- **The task**: Wherever "What" appears in a line, list that line.

- **Working data**:
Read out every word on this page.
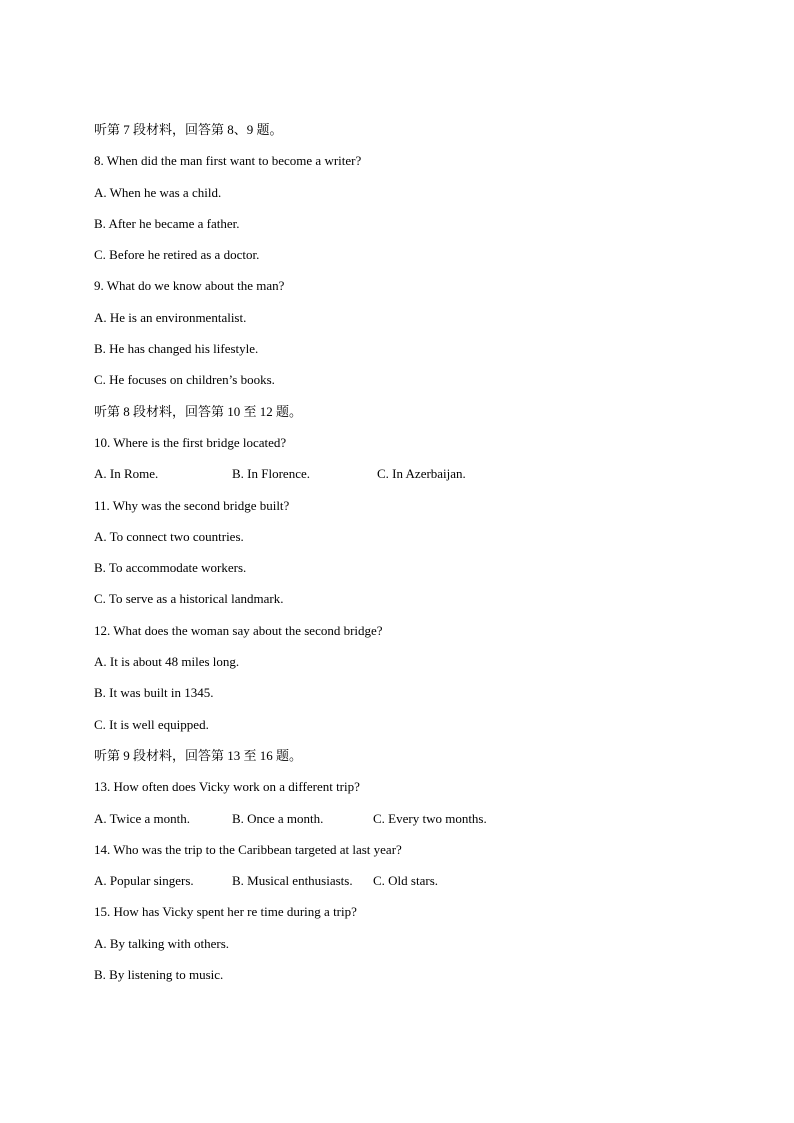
听第 7 段材料，回答第 8、9 题。
8. When did the man first want to become a writer?
A. When he was a child.
B. After he became a father.
C. Before he retired as a doctor.
9. What do we know about the man?
A. He is an environmentalist.
B. He has changed his lifestyle.
C. He focuses on children’s books.
听第 8 段材料，回答第 10 至 12 题。
10. Where is the first bridge located?
A. In Rome.	B. In Florence.	C. In Azerbaijan.
11. Why was the second bridge built?
A. To connect two countries.
B. To accommodate workers.
C. To serve as a historical landmark.
12. What does the woman say about the second bridge?
A. It is about 48 miles long.
B. It was built in 1345.
C. It is well equipped.
听第 9 段材料，回答第 13 至 16 题。
13. How often does Vicky work on a different trip?
A. Twice a month.	B. Once a month.	C. Every two months.
14. Who was the trip to the Caribbean targeted at last year?
A. Popular singers.	B. Musical enthusiasts.	C. Old stars.
15. How has Vicky spent her re time during a trip?
A. By talking with others.
B. By listening to music.
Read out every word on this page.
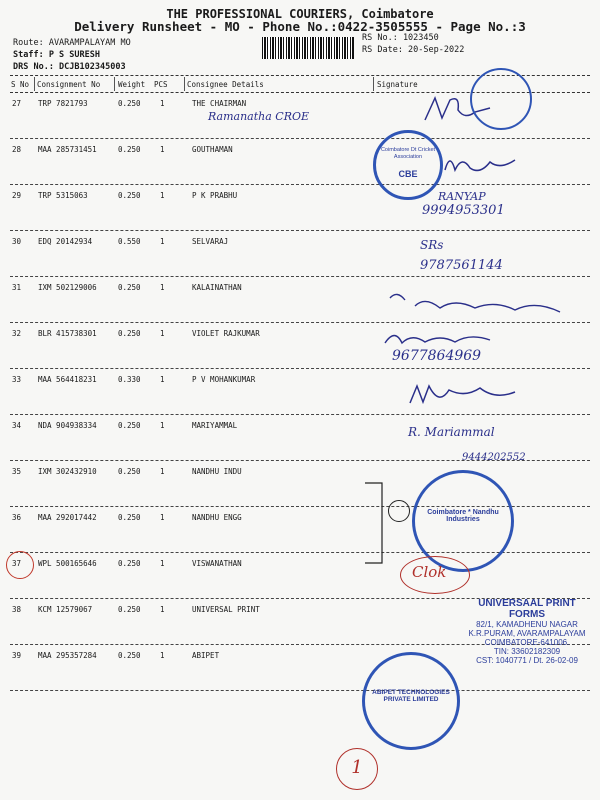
THE PROFESSIONAL COURIERS, Coimbatore
Delivery Runsheet - MO - Phone No.:0422-3505555 - Page No.:3
Route: AVARAMPALAYAM MO
Staff: P S SURESH
DRS No.: DCJB102345003
RS No.: 1023450
RS Date: 20-Sep-2022
S No Consignment No Weight PCS	Consignee Details	Signature
27 TRP 7821793	0.250	1	THE CHAIRMAN
28 MAA 285731451	0.250	1	GOUTHAMAN
29 TRP 5315063	0.250	1	P K PRABHU
30 EDQ 20142934	0.550	1	SELVARAJ
31 IXM 502129006	0.250	1	KALAINATHAN
32 BLR 415738301	0.250	1	VIOLET RAJKUMAR
33 MAA 564418231	0.330	1	P V MOHANKUMAR
34 NDA 904938334	0.250	1	MARIYAMMAL
35 IXM 302432910	0.250	1	NANDHU INDU
36 MAA 292017442	0.250	1	NANDHU ENGG
37 WPL 500165646	0.250	1	VISWANATHAN
38 KCM 12579067	0.250	1	UNIVERSAL PRINT
39 MAA 295357284	0.250	1	ABIPET
Ramanatha CROE
RANYAP
9994953301
SRs
9787561144
9677864969
R. Mariammal
9444202552
Coimbatore * Nandhu Industries
Coimbatore Dt Cricket Association
CBE
Clok
UNIVERSAAL PRINT FORMS
82/1, KAMADHENU NAGAR
K.R.PURAM, AVARAMPALAYAM
COIMBATORE-641006.
TIN: 33602182309
CST: 1040771 / Dt. 26-02-09
ABIPET TECHNOLOGIES PRIVATE LIMITED
1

- **The response**:
9. What do we know about the man?
12. What does the woman say about the second bridge?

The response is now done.